→ **Given task A**:
According to the passage on laying coast defence guns, how is the gun fired in Case III?
→ **Given task B**:
Resume the passage on laying coast defence guns after its final sentence about powder correction.

=== Provided passage ===

Its disadvantage is that if the correct range is not known the resulting error will be greater than with Case I. Case II is the normal method of laying coast defence guns.

 

Case III
The sights are not used and the gun is layed by quadrant elevation and training arc, for what is called 'predicted firing‘. It is only possible with the P.F. This instrument can be made to give the proper range and training at which to fire, before the time for firing arrives, this information being exhibited on group dials, which are in electric communication with the instrument. Quadrant elevation is given under the superintendence of the gun captain, while the gun layer sees that the mounting is traversed until its pointer is at the correct position over the graduated arc on the gun floor. At the proper time the gun is fired electrically.


The advantages of this method are that a gun can be fired at an object totally invisible to the gun floor by being obscured by smoke, haze or the way the gun is mounted or placed. Partial invisibility due to weather conditions or long range can also be negated by this method.

Its disadvantages are that in general guns shoot better and more rapidly when laid by the aid of sights, especially if there is any real displacement or distance between the P.F. instrument and the group it serves [fig 4]. This method would be used for direct long range salvo and at all times when guns are mounted for high angle fire. Occasionally it presents advantages for night firing and must always be resorted to when laying by direct vision is impossible.

 

Corrections
In all three cases the 'proper range‘ and in Case III the 'proper training‘ in addition, must be exhibited on the group dials. Either the P.F. or the D.R.F. if properly adjusted, can measure with great accuracy the distance between the object and the pedestal on which the instrument is placed. The former can in addition determine the distance between the object and the pivot gun of the group; but more than this is required; the fort commander is obliged to supply certain 'corrections‘ to the information.

 

Powder correction
The strength of powder varies from time to time despite the proper precautions taken in sorting and weighing. A given batch may perform identically from day to day but a correction will generally be needed until the guns have warmed. Bad results were often ascribed to 'error of the day‘ which were really due to bad adjustment of instruments, defects in loading etc. Powder correction has to be considered in all the Cases, whether P.F. or D.R.F. is to be used.

=== Dataset extract ===

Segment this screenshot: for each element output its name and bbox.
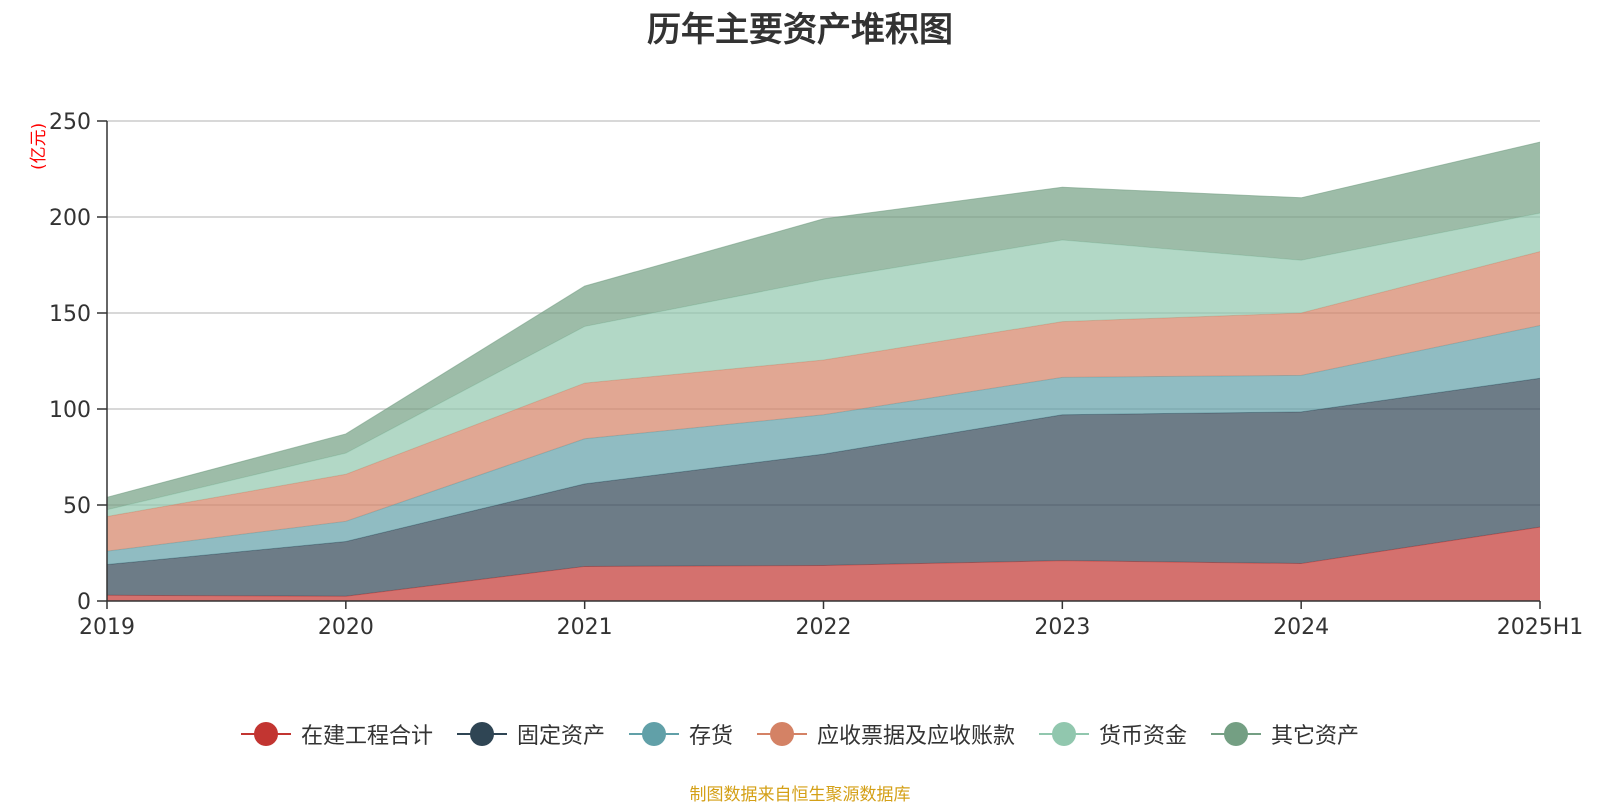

===

→ **Expected output A**:
At the proper time, the gun is fired electrically.

→ **Expected output B**:
 

Tide correction
Tangent elevation is unaffected by height of site but quadrant scales have to be made for each fort; they are constructed so as to be suitable for the height of the work above mean tide; alterations to the latter will sometimes cause serious alterations in range. The necessary tide allowance will increase with the difference in mean level, in the height of the tide and the sharpness of the angle at which the shot strikes the water. Other things being equal, low sites and short ranges increase the importance of this correction. It must always be considered in Case III and also in Case II, whether P.F. of D.R.F. is used, It does not come in to Case I.

 

The correction for travel of objective
This correction must be considered in Class I and II, whether P.F. or D.R.F. is made use of.

When using the D.R.F. before the group officer orders any range to be put on his guns, he must compensate it for the difference between the distances of the object from the instrument and the pivot gun, and this he does by applying 'group differences‘ previously laid down, which depends on the displacement and the way the gun is pointing.


Having regard then for the time when it will be his duty to fire, and also to the way the range is changing as shown on the group dials, he gives a certain range, corrected for difference, to his guns, and orders them to fire when the range itself appears on the group dial. But before this can take place the following course is followed. The observer with the telescope (of the D.R.F.) follows the object, while another man watches the range drum of the instrument and calls out the ranges, in such a way and as such intervals, as may have been ordered by the fort commander, and in obedience to these calls, a third individual moves a large dial, close to the instrument, known as the fort commander's dial.

 

A fourth individual copies on the group dial, the movements of the fort commander's dial. When his selected range appears on the former, the group officer orders his group to 'commence firing‘. The gun layers see that their line is correct, and throw up their arms in Case II, or quickly finish their laying and jump down in Case I; at either of these signals, the gun captains involved, order their guns to fire, and the nos.4 pull their lanyards.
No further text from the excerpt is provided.